-- THE REQUEST --
Each line below should be quoted exactly, please.

-- AVAILABLE RECORDS --
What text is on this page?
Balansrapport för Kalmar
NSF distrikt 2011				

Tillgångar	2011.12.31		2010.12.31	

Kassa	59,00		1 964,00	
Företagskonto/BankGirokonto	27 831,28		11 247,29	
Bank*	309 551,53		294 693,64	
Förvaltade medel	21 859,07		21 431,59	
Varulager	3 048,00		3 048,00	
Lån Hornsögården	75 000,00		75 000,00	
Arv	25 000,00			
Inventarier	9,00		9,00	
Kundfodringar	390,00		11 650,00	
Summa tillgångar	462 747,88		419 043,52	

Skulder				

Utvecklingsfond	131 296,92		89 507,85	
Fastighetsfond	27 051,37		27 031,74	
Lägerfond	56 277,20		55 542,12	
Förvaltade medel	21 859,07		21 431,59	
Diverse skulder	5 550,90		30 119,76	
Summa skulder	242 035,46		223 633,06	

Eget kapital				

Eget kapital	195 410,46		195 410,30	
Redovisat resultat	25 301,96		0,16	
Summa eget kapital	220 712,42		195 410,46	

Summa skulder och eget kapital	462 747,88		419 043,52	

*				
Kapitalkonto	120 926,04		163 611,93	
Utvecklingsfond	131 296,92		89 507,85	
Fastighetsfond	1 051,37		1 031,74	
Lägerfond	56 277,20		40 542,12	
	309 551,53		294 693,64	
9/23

-- SOLUTION TO THE EXERCISE --
What text is on this page?
Balansrapport för Kalmar
NSF distrikt 2011				

Tillgångar	2011.12.31		2010.12.31	

Kassa	59,00		1 964,00	
Företagskonto/BankGirokonto	27 831,28		11 247,29	
Bank*	309 551,53		294 693,64	
Förvaltade medel	21 859,07		21 431,59	
Varulager	3 048,00		3 048,00	
Lån Hornsögården	75 000,00		75 000,00	
Arv	25 000,00			
Inventarier	9,00		9,00	
Kundfodringar	390,00		11 650,00	
Summa tillgångar	462 747,88		419 043,52	

Skulder				

Utvecklingsfond	131 296,92		89 507,85	
Fastighetsfond	27 051,37		27 031,74	
Lägerfond	56 277,20		55 542,12	
Förvaltade medel	21 859,07		21 431,59	
Diverse skulder	5 550,90		30 119,76	
Summa skulder	242 035,46		223 633,06	

Eget kapital				

Eget kapital	195 410,46		195 410,30	
Redovisat resultat	25 301,96		0,16	
Summa eget kapital	220 712,42		195 410,46	

Summa skulder och eget kapital	462 747,88		419 043,52	

*				
Kapitalkonto	120 926,04		163 611,93	
Utvecklingsfond	131 296,92		89 507,85	
Fastighetsfond	1 051,37		1 031,74	
Lägerfond	56 277,20		40 542,12	
	309 551,53		294 693,64	
9/23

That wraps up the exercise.